EXERCISE INSTRUCTIONS: Search the records for "content". Copy every line where it appears.
◆ ◆ ◆
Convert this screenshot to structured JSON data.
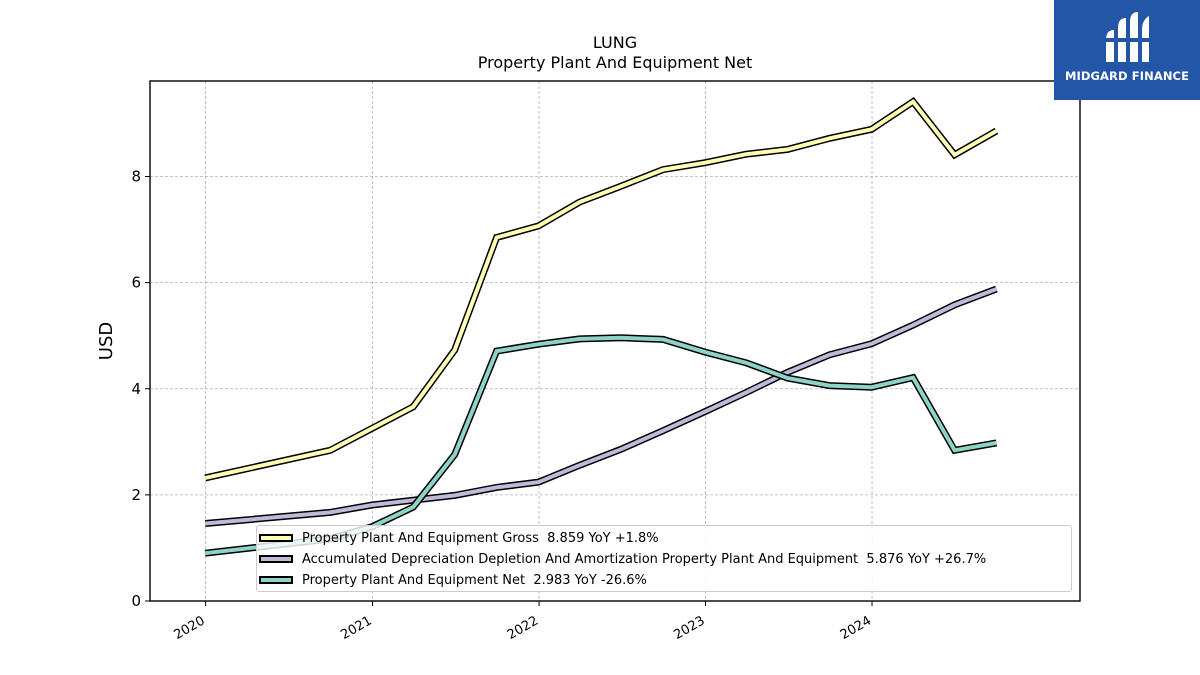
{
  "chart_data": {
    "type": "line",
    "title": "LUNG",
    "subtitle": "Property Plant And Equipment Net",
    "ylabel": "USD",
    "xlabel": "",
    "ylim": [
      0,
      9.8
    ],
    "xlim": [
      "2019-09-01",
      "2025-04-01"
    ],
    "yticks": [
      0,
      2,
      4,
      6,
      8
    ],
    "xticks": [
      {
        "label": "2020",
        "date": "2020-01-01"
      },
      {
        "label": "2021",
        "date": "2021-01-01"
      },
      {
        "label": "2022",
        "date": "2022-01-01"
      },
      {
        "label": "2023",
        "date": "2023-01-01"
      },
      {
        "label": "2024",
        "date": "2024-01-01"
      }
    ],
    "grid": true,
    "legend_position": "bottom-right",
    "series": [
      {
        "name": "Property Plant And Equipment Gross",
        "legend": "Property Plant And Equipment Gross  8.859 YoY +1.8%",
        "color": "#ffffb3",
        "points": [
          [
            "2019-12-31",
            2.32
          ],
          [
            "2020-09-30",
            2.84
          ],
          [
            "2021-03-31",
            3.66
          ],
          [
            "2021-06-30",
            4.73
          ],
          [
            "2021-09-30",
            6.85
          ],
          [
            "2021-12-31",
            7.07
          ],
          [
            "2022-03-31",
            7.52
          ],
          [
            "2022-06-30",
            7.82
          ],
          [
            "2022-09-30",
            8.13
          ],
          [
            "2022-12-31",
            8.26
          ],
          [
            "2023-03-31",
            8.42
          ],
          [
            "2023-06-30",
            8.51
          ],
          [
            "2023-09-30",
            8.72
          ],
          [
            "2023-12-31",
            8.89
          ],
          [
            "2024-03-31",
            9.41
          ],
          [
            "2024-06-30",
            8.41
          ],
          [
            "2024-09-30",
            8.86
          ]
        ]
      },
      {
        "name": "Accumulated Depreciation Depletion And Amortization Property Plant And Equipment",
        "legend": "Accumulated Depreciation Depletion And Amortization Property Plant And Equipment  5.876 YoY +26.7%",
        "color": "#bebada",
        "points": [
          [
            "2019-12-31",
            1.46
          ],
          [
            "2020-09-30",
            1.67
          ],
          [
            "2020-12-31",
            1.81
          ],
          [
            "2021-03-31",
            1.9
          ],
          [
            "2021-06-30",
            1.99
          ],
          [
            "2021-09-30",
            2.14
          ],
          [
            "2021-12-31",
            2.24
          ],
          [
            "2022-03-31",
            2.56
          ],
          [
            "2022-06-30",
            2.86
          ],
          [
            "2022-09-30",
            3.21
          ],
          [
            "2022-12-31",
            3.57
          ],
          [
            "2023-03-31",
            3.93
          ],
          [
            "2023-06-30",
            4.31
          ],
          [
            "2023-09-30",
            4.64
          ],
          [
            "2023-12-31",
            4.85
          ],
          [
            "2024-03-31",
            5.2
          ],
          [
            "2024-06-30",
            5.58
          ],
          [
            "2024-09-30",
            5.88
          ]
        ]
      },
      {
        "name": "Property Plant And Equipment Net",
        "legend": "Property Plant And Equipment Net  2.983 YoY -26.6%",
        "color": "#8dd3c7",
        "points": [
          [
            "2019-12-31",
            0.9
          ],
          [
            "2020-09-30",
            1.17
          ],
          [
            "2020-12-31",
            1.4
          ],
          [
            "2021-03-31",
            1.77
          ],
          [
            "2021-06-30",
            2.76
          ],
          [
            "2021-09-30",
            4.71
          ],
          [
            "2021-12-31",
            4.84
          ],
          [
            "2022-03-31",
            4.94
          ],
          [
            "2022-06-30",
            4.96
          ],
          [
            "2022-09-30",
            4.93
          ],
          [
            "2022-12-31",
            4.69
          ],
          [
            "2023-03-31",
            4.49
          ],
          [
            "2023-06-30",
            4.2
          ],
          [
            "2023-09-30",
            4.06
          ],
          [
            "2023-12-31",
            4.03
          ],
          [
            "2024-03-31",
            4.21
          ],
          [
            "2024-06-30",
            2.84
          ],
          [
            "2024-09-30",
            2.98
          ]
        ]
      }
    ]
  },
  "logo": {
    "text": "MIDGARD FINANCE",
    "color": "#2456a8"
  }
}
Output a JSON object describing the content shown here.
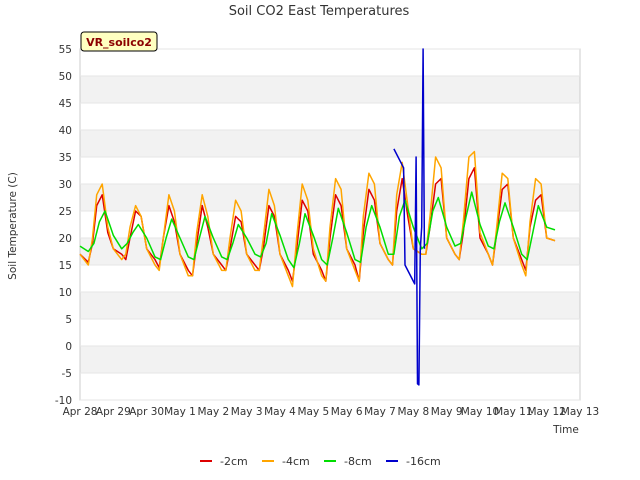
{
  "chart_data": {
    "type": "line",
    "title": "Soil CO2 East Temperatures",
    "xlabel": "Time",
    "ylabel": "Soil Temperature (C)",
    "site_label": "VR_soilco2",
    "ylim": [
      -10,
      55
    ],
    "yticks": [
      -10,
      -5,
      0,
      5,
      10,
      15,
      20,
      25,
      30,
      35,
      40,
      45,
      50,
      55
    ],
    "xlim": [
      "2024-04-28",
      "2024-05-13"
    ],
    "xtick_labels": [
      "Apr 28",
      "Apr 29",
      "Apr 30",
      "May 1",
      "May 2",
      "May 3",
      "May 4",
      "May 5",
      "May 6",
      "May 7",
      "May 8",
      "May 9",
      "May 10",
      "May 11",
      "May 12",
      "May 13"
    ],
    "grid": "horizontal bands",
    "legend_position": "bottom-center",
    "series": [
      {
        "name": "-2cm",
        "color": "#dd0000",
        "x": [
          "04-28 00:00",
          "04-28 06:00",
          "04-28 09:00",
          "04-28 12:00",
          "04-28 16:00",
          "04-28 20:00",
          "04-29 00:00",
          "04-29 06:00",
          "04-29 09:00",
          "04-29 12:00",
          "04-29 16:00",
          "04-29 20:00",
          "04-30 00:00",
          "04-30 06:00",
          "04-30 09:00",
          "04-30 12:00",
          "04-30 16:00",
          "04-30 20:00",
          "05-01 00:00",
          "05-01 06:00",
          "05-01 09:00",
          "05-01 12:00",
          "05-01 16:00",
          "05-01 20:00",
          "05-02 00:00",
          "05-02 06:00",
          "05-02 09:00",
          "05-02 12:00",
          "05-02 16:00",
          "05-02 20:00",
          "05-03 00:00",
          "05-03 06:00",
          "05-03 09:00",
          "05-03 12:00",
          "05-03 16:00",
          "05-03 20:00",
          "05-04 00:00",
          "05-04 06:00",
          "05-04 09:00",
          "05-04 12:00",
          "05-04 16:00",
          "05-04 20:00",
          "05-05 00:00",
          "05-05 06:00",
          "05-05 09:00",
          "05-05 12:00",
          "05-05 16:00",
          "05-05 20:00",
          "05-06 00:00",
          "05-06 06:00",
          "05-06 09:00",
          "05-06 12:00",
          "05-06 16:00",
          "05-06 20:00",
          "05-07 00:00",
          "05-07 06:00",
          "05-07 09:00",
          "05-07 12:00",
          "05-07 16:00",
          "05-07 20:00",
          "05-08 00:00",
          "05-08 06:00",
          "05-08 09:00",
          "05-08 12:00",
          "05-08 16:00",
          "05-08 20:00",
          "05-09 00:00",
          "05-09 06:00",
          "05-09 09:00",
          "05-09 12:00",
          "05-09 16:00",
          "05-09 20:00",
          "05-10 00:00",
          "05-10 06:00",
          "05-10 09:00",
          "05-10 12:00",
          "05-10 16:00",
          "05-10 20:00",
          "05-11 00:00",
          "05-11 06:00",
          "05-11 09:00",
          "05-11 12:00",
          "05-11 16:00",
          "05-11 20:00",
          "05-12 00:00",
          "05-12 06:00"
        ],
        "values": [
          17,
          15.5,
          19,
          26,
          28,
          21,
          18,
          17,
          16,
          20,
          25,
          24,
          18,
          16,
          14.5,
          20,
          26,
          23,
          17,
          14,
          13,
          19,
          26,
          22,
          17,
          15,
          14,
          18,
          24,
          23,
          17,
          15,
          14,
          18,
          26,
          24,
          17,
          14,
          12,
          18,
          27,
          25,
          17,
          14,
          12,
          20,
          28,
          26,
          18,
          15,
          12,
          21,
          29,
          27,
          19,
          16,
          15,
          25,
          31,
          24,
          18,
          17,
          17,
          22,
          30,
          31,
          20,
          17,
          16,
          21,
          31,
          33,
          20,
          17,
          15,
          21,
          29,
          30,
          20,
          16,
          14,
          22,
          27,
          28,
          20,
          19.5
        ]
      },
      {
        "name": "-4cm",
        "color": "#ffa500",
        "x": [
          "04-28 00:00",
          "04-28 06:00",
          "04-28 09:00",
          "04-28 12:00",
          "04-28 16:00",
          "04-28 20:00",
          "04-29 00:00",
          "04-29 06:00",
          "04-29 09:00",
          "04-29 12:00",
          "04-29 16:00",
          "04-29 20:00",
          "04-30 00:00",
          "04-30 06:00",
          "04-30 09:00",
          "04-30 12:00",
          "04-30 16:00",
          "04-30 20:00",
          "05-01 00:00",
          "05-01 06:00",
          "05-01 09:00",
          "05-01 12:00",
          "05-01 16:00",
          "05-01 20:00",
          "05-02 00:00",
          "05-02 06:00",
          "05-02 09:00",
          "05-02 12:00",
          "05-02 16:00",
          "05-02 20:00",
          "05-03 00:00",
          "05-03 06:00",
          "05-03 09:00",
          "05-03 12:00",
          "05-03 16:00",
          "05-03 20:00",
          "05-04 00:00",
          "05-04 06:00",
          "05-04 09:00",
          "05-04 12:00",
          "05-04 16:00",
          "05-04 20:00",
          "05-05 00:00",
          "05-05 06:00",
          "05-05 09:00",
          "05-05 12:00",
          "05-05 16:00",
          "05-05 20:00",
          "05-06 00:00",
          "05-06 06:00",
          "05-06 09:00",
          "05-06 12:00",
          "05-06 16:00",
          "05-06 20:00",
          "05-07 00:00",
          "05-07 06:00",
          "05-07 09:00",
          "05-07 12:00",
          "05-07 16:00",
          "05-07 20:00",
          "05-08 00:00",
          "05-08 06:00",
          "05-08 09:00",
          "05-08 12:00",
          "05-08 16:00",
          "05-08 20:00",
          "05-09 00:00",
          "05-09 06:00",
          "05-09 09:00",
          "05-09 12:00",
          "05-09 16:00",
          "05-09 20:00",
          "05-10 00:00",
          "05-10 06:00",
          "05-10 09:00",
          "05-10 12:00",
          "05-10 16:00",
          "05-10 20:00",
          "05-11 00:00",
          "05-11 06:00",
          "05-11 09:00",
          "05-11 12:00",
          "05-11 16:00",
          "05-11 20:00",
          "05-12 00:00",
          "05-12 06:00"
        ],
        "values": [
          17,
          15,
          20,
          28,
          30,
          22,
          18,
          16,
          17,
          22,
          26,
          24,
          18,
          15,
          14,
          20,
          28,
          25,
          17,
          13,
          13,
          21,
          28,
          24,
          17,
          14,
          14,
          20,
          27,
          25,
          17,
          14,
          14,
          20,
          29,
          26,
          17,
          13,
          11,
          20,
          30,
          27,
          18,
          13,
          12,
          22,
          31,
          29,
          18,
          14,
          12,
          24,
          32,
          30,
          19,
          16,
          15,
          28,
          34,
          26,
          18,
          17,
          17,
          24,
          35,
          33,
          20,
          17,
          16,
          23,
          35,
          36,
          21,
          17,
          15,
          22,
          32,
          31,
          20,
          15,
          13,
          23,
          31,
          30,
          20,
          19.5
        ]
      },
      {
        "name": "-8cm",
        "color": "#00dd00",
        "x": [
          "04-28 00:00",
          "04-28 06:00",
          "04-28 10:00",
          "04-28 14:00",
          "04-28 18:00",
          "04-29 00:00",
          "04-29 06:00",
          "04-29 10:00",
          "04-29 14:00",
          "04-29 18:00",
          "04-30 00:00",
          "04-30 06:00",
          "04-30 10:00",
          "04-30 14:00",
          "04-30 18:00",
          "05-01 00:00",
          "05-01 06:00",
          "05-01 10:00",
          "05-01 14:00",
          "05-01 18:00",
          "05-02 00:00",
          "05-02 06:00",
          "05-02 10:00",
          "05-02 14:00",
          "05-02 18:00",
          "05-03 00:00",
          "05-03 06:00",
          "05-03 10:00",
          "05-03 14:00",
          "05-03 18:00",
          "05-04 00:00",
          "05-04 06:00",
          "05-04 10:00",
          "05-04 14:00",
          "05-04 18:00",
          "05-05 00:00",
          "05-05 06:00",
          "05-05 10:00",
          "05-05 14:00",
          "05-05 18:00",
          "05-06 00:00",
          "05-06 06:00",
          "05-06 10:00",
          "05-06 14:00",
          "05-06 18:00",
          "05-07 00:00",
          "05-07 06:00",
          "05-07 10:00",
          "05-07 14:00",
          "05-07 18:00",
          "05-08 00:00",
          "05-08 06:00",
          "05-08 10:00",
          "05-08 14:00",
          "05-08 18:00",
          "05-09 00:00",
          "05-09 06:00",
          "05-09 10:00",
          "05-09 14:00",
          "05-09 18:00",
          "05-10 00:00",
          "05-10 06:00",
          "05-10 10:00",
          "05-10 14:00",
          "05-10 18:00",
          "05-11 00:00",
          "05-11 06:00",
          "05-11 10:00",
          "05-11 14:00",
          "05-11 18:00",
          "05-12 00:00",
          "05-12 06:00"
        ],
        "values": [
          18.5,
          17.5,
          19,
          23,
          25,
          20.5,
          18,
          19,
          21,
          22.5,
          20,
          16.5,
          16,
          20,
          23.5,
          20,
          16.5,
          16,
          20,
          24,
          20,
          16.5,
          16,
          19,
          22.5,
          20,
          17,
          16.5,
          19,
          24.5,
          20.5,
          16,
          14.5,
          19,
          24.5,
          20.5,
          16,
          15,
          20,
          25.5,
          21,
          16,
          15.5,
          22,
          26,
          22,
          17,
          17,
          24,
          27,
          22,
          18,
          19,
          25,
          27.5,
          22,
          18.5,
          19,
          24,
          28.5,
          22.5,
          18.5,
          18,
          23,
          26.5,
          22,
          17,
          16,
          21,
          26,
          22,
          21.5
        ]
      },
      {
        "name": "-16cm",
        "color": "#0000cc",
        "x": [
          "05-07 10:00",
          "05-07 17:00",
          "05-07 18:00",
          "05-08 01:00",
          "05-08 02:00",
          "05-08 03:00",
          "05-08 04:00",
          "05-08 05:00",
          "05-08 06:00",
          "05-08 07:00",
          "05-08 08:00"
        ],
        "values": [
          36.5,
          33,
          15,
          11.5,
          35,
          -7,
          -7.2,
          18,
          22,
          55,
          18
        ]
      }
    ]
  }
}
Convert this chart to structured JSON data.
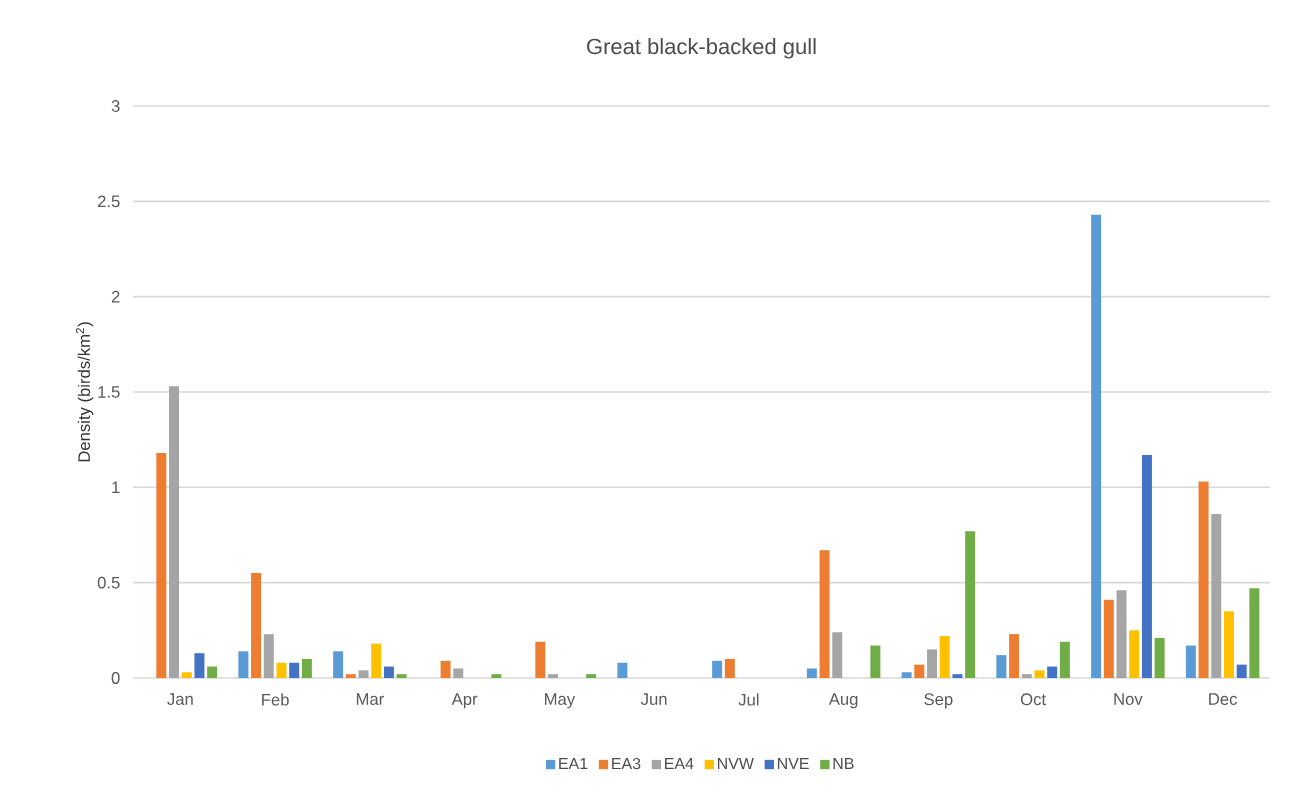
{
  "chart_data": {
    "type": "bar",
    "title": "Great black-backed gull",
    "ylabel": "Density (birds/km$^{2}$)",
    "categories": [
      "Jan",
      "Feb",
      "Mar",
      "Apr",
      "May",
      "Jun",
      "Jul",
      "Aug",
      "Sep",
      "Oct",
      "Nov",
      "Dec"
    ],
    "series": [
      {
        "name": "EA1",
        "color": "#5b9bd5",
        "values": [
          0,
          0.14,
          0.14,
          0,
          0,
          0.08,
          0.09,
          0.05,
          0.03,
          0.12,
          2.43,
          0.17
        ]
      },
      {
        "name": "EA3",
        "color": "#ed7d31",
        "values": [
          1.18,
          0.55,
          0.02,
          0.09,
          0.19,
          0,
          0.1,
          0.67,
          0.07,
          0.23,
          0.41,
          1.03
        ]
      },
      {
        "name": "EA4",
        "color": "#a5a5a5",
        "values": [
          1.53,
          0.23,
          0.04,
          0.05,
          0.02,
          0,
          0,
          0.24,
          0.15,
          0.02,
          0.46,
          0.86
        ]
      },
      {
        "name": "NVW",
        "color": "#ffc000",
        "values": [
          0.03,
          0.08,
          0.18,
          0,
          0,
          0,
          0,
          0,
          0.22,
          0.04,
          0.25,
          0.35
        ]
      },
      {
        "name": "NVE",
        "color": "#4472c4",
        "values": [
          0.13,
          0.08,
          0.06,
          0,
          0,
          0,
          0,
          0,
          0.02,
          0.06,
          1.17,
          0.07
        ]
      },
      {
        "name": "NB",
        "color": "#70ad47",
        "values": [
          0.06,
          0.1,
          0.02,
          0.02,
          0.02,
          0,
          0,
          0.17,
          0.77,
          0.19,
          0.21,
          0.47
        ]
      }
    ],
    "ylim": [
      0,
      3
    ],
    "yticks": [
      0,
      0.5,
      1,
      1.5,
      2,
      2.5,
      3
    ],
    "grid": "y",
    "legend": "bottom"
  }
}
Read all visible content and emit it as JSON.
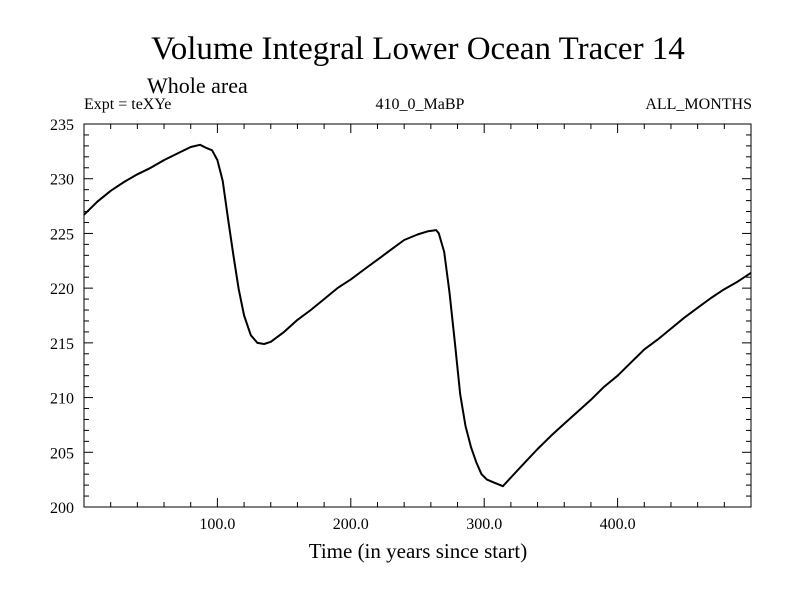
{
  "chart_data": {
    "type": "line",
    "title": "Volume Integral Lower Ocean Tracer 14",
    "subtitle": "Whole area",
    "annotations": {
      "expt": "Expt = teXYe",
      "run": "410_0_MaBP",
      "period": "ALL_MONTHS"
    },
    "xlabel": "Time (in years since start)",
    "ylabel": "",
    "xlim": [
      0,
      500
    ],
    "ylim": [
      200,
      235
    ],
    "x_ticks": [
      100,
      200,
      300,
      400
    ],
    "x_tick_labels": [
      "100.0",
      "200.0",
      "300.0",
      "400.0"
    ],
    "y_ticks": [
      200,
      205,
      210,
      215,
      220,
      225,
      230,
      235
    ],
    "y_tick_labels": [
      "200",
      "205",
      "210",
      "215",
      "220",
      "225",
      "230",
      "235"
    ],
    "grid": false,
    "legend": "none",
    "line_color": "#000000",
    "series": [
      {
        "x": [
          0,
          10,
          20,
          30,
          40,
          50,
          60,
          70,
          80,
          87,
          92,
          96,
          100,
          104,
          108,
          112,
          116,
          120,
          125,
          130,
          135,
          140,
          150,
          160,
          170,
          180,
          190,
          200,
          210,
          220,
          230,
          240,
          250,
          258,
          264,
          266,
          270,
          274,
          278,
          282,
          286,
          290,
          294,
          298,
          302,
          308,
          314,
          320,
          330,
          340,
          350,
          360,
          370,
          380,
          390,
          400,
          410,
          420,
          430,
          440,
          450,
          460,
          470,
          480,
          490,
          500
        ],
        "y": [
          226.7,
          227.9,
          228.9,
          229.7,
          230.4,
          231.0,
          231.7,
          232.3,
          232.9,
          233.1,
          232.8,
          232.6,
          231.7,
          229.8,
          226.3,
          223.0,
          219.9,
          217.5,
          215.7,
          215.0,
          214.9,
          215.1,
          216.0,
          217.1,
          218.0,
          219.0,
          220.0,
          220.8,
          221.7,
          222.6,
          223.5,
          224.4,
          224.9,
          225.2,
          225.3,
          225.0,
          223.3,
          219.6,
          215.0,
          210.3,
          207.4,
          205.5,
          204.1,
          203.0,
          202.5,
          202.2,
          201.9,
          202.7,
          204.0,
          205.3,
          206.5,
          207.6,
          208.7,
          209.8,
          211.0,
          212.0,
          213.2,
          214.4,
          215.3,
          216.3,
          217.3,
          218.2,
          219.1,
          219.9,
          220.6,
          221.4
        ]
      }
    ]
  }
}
◆ ◆ ◆
FINISHED TASK:
Output a JSON object describing the content shown here.
Read all visible content and emit it as JSON.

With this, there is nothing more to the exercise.